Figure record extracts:
^^^^^^^^^^^^^^^^

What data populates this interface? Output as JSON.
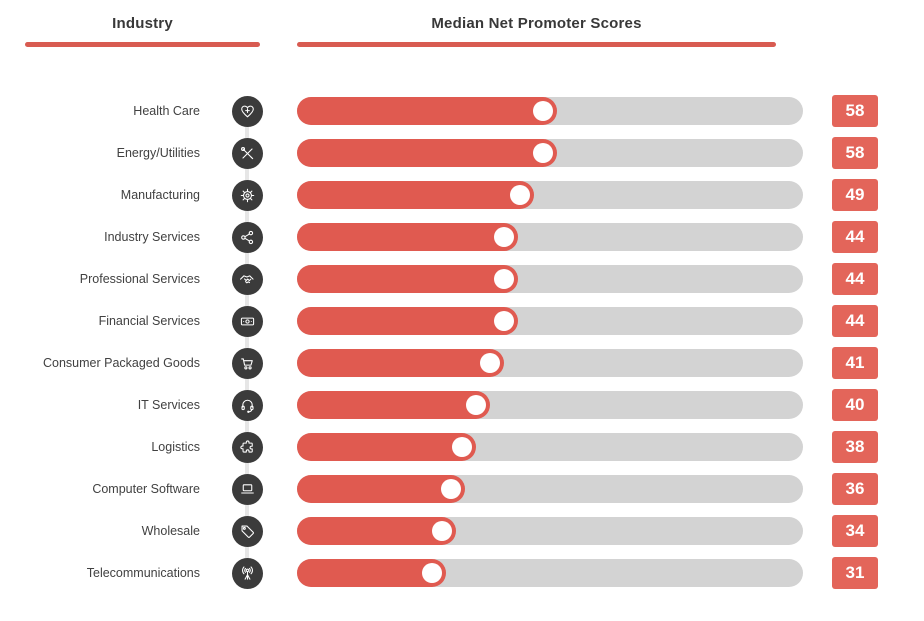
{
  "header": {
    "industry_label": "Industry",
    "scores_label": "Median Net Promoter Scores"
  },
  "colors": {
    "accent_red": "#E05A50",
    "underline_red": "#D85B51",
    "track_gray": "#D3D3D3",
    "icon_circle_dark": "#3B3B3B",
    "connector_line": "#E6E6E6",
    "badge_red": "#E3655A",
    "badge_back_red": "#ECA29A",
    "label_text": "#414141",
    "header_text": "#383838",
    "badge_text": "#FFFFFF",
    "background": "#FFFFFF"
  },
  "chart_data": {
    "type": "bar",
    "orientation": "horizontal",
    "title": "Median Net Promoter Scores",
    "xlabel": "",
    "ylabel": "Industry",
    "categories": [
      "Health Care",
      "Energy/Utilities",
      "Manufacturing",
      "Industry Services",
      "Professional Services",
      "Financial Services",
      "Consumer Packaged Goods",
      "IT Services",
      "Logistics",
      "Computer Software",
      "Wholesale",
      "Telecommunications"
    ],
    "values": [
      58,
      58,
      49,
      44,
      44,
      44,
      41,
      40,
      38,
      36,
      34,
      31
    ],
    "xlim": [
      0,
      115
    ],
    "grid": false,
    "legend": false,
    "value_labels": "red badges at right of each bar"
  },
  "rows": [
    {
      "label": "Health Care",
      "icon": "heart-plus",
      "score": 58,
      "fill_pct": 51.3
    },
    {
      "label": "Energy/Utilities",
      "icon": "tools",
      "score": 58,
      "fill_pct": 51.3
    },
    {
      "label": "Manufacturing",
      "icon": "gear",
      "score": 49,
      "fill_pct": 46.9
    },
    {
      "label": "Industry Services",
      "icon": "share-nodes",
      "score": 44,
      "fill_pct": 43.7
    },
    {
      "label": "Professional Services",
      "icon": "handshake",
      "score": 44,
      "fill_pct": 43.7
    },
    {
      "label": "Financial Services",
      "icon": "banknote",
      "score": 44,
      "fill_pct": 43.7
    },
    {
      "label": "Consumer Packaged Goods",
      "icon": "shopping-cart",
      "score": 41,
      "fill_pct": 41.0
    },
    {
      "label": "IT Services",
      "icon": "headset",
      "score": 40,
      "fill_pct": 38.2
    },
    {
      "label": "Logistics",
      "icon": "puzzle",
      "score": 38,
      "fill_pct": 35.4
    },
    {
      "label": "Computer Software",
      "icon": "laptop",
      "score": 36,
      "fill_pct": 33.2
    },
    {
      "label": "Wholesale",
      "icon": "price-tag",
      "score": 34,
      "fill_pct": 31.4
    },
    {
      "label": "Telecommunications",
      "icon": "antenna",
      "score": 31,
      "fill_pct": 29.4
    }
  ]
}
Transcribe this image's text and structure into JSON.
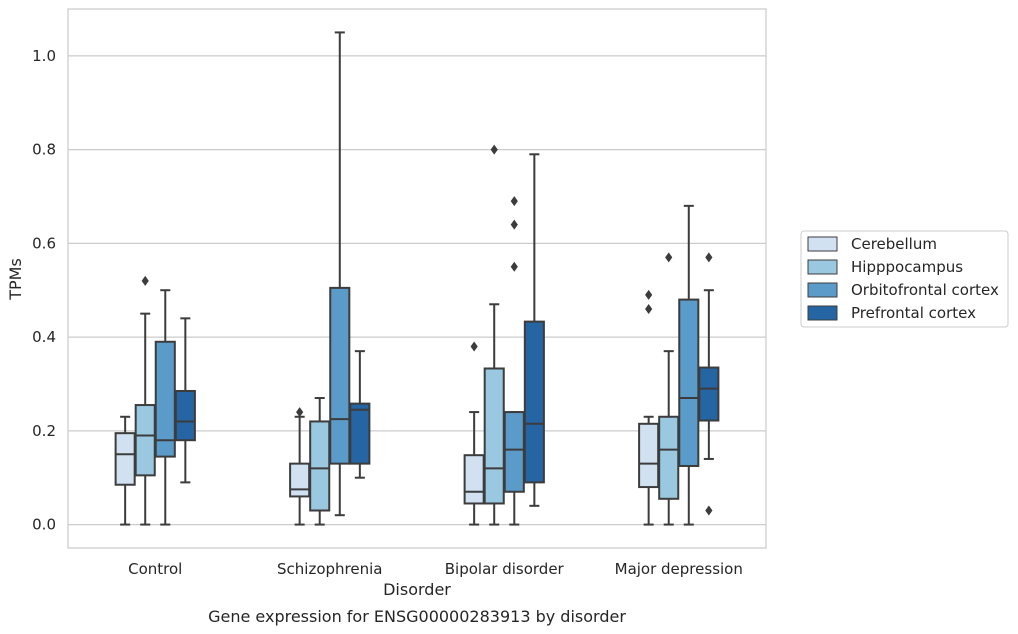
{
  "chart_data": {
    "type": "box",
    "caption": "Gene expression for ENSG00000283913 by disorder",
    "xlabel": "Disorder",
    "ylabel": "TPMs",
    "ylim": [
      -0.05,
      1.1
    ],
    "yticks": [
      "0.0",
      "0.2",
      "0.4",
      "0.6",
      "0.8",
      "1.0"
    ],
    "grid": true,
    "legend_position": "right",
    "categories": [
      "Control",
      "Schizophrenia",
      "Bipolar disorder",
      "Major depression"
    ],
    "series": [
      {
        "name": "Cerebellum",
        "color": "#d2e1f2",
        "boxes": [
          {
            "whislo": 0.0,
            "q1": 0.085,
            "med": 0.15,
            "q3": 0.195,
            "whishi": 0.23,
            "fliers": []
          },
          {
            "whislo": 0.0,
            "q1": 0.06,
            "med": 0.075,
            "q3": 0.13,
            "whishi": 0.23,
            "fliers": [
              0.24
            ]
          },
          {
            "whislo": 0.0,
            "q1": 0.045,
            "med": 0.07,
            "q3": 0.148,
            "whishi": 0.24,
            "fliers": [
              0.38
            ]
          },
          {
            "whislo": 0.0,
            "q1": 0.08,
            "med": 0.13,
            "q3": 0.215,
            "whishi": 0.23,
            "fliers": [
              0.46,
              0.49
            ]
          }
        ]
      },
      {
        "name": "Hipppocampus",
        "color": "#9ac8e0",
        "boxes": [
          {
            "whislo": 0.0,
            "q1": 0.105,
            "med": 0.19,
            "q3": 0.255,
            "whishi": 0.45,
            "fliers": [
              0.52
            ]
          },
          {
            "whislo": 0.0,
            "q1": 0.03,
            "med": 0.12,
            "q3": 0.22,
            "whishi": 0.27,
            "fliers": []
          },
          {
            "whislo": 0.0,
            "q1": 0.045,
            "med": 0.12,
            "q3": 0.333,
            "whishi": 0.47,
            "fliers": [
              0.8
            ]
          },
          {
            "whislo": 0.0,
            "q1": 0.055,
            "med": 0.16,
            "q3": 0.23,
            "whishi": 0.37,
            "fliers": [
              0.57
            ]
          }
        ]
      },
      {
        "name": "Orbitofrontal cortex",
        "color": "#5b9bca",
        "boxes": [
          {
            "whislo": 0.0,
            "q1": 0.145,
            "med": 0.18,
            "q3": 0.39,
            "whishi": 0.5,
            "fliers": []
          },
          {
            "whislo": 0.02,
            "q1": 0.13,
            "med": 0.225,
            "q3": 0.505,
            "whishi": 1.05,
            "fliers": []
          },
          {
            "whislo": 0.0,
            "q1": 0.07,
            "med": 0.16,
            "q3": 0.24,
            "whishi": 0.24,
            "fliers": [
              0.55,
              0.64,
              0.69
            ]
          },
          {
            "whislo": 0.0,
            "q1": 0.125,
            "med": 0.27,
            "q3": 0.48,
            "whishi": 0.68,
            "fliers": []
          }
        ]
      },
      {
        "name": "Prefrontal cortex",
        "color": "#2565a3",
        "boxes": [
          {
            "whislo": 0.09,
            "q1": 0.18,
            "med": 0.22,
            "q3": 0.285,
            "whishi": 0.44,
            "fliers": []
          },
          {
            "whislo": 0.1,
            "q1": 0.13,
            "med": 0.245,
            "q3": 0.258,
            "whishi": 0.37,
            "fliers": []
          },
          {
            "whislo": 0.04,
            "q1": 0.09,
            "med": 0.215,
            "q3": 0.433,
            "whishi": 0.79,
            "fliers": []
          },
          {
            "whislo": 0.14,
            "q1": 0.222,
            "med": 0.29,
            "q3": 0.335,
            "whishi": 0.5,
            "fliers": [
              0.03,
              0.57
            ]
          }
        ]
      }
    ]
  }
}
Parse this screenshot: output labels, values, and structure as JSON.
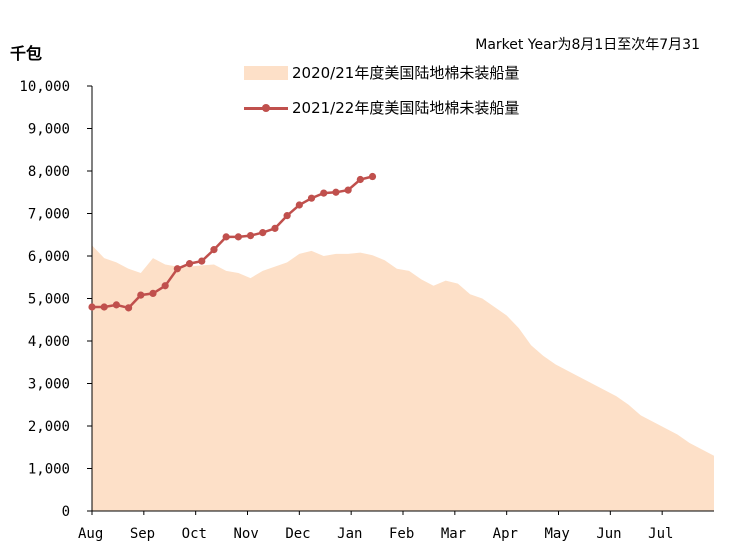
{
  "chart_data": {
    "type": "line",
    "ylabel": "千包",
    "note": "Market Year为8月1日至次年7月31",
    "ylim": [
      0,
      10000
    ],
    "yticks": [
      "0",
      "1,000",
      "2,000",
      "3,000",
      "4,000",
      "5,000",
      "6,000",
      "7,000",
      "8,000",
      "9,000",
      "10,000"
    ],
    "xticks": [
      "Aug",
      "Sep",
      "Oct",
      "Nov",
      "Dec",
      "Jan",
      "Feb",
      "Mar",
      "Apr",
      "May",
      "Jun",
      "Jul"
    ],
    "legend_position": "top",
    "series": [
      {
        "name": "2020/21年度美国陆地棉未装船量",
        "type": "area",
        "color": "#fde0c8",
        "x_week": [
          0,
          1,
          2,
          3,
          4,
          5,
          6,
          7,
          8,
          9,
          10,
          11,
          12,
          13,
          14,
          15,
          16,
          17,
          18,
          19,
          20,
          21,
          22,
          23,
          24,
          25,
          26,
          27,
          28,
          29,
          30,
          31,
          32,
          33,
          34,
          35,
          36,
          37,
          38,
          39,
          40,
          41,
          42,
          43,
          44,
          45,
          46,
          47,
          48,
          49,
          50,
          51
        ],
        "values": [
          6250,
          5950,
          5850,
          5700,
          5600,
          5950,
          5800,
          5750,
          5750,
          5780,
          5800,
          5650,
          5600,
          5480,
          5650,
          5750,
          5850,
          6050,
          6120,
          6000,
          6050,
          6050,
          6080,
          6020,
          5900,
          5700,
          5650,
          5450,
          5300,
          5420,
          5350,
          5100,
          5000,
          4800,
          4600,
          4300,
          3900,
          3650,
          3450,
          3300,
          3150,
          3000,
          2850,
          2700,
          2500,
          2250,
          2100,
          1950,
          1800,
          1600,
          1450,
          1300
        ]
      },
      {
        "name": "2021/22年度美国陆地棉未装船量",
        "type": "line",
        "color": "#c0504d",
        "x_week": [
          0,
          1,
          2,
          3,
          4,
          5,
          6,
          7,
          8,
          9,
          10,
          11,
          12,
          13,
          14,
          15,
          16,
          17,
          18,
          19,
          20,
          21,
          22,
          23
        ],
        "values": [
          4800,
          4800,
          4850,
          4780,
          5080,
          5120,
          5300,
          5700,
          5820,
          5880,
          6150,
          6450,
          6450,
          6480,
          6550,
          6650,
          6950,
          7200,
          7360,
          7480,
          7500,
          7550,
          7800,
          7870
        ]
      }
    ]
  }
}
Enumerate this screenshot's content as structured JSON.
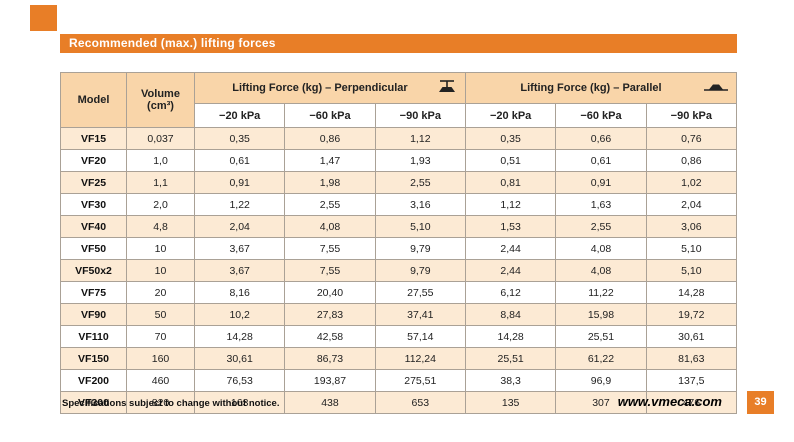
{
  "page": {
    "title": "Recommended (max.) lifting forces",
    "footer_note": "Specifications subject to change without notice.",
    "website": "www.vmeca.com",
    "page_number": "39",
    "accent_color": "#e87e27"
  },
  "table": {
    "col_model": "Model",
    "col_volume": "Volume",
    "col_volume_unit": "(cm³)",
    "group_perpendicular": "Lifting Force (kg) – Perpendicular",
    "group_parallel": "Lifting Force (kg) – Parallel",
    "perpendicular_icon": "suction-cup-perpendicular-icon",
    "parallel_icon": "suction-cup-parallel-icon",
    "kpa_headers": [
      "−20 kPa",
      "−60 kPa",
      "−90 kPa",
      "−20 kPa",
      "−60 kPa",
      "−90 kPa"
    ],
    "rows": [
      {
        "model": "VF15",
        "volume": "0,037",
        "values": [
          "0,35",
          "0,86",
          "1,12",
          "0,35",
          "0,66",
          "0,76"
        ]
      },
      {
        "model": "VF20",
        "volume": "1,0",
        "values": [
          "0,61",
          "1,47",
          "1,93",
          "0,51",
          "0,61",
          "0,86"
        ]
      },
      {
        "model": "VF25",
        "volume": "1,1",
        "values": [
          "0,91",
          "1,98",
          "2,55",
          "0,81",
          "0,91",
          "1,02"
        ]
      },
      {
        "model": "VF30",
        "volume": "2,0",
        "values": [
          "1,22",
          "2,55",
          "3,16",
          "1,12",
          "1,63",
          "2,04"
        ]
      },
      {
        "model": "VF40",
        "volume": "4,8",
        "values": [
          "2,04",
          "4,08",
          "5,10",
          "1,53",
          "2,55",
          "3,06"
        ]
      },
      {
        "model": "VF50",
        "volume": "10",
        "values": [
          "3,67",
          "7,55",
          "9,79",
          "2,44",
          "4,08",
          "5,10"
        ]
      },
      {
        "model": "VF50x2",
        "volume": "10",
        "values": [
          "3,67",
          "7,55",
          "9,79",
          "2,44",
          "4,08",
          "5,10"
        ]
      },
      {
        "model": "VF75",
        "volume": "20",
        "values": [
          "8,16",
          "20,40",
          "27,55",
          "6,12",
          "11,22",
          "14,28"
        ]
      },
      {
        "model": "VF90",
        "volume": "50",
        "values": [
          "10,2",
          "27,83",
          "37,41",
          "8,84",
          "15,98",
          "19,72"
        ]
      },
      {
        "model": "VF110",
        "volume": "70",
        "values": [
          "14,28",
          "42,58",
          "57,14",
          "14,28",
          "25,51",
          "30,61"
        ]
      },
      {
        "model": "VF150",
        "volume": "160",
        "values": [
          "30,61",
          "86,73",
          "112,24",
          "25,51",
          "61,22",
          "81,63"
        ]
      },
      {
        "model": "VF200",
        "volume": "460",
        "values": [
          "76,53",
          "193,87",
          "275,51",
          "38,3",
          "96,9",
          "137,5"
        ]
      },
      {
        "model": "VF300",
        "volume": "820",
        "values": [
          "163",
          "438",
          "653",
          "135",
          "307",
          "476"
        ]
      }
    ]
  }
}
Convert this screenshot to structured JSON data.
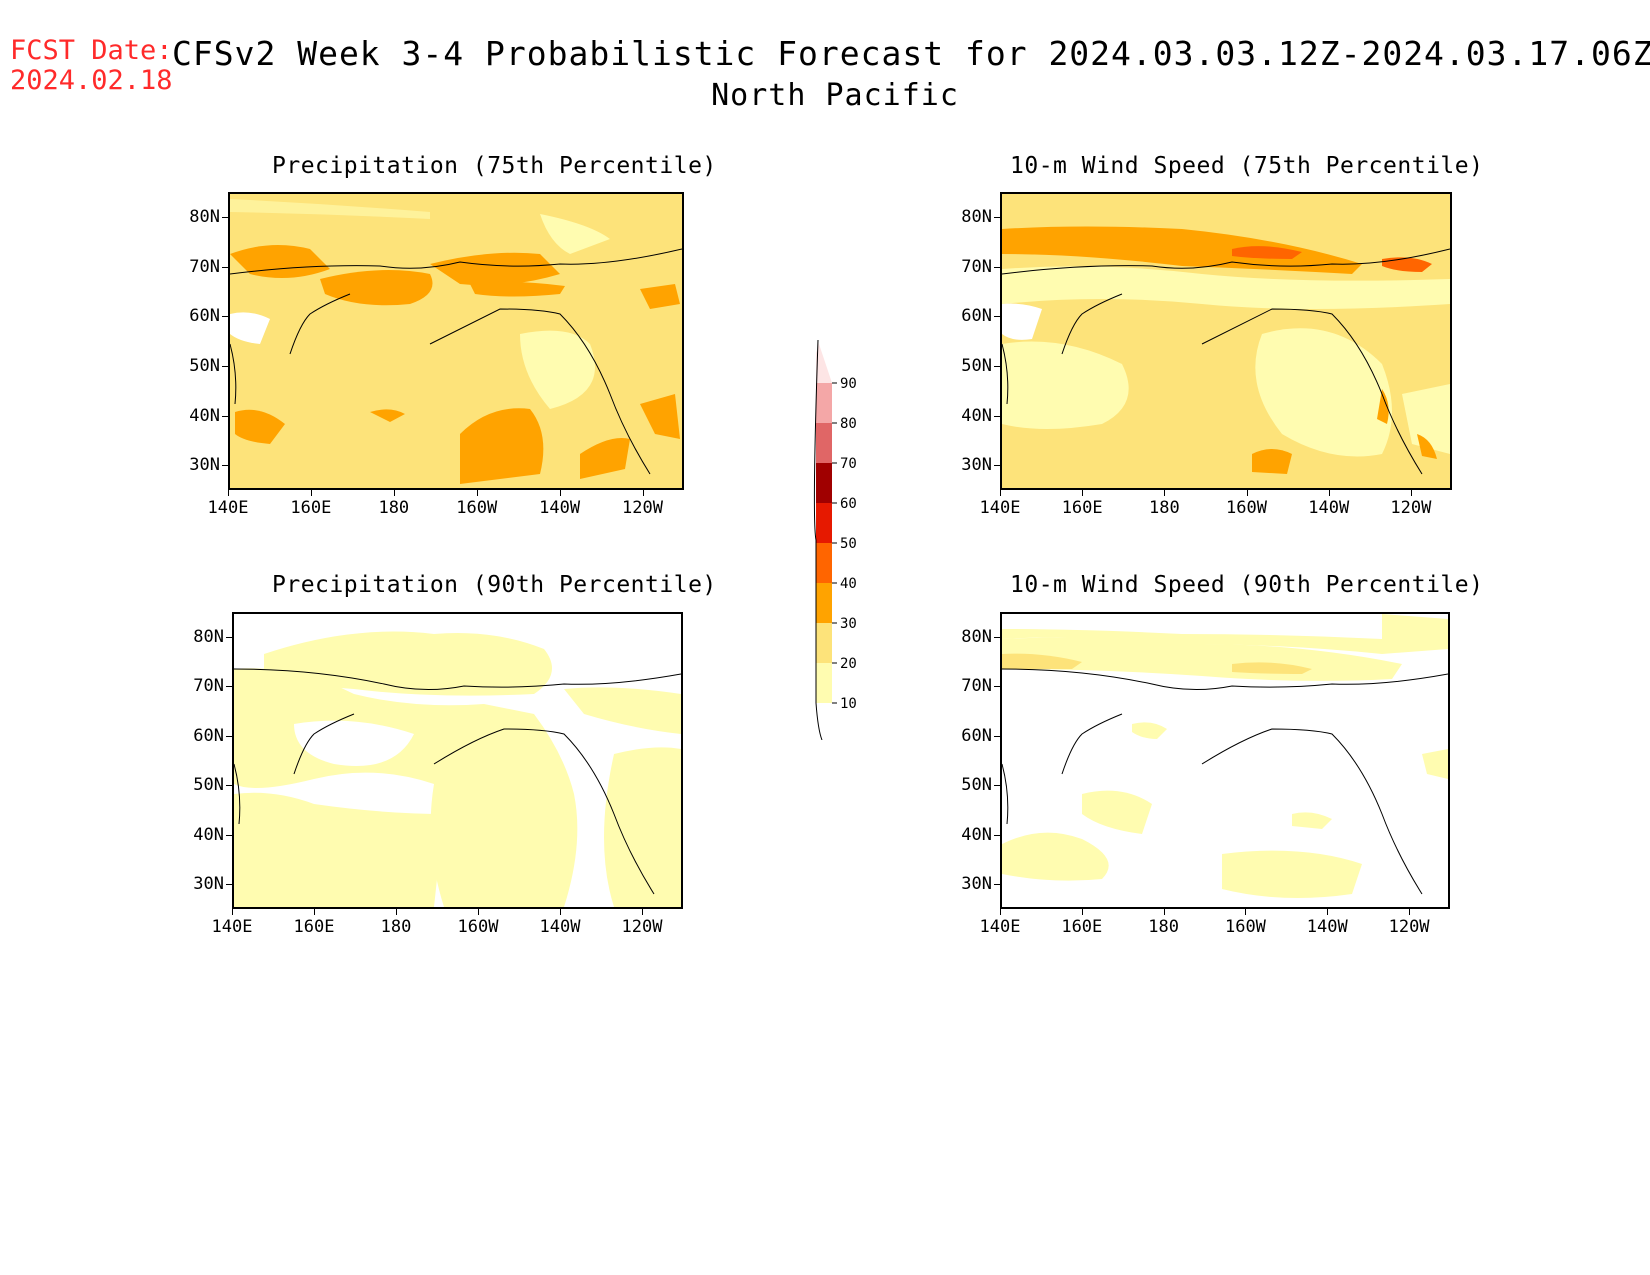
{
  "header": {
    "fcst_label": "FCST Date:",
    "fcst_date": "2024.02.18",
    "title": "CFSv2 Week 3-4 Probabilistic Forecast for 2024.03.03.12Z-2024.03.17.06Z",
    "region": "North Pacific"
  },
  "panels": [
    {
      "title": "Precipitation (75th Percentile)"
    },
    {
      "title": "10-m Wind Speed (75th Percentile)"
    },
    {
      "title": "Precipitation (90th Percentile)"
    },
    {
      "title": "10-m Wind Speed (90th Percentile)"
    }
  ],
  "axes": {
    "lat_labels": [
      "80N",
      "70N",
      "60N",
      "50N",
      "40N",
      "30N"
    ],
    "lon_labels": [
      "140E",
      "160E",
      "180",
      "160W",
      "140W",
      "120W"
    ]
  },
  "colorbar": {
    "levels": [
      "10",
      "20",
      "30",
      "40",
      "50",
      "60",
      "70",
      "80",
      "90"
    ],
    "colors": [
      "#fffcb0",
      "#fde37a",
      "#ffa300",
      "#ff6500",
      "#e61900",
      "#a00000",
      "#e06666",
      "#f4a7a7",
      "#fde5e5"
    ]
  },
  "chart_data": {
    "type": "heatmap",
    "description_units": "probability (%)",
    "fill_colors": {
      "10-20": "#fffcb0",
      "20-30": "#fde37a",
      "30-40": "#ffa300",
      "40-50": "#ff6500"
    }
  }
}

^^^^^^^^^^^^^^^^

_INSTRUCTION:_ Copy every line of the records above that holds the word "Professional".

_EXERCISE OUTPUT:_
      "Professional Services",
      "label": "Professional Services",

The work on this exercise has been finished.